Records excerpted from a collection:
- - - -

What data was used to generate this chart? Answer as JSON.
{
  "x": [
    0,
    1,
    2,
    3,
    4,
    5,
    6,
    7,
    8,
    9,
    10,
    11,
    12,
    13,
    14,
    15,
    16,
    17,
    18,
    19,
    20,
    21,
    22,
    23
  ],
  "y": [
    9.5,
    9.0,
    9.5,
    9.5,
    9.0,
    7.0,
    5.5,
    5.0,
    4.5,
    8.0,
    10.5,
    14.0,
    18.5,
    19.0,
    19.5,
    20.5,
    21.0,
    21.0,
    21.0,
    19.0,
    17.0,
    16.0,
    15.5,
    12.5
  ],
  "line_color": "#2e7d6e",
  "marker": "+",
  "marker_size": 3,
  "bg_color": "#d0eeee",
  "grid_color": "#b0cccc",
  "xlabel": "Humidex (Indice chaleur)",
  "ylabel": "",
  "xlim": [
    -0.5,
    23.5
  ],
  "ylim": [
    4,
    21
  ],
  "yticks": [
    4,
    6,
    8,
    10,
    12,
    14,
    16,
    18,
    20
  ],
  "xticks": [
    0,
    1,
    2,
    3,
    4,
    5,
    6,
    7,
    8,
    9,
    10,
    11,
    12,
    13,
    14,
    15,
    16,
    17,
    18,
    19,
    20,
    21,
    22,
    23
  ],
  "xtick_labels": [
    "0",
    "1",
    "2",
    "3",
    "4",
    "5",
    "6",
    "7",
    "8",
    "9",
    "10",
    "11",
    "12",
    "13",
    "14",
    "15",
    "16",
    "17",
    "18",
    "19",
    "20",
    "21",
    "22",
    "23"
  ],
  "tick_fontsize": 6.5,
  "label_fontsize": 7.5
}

- - - -

* [To do]:
Quote the data above in full, changing nothing.

* [Final answer]:
What data was used to generate this chart? Answer as JSON.
{
  "x": [
    0,
    1,
    2,
    3,
    4,
    5,
    6,
    7,
    8,
    9,
    10,
    11,
    12,
    13,
    14,
    15,
    16,
    17,
    18,
    19,
    20,
    21,
    22,
    23
  ],
  "y": [
    9.5,
    9.0,
    9.5,
    9.5,
    9.0,
    7.0,
    5.5,
    5.0,
    4.5,
    8.0,
    10.5,
    14.0,
    18.5,
    19.0,
    19.5,
    20.5,
    21.0,
    21.0,
    21.0,
    19.0,
    17.0,
    16.0,
    15.5,
    12.5
  ],
  "line_color": "#2e7d6e",
  "marker": "+",
  "marker_size": 3,
  "bg_color": "#d0eeee",
  "grid_color": "#b0cccc",
  "xlabel": "Humidex (Indice chaleur)",
  "ylabel": "",
  "xlim": [
    -0.5,
    23.5
  ],
  "ylim": [
    4,
    21
  ],
  "yticks": [
    4,
    6,
    8,
    10,
    12,
    14,
    16,
    18,
    20
  ],
  "xticks": [
    0,
    1,
    2,
    3,
    4,
    5,
    6,
    7,
    8,
    9,
    10,
    11,
    12,
    13,
    14,
    15,
    16,
    17,
    18,
    19,
    20,
    21,
    22,
    23
  ],
  "xtick_labels": [
    "0",
    "1",
    "2",
    "3",
    "4",
    "5",
    "6",
    "7",
    "8",
    "9",
    "10",
    "11",
    "12",
    "13",
    "14",
    "15",
    "16",
    "17",
    "18",
    "19",
    "20",
    "21",
    "22",
    "23"
  ],
  "tick_fontsize": 6.5,
  "label_fontsize": 7.5
}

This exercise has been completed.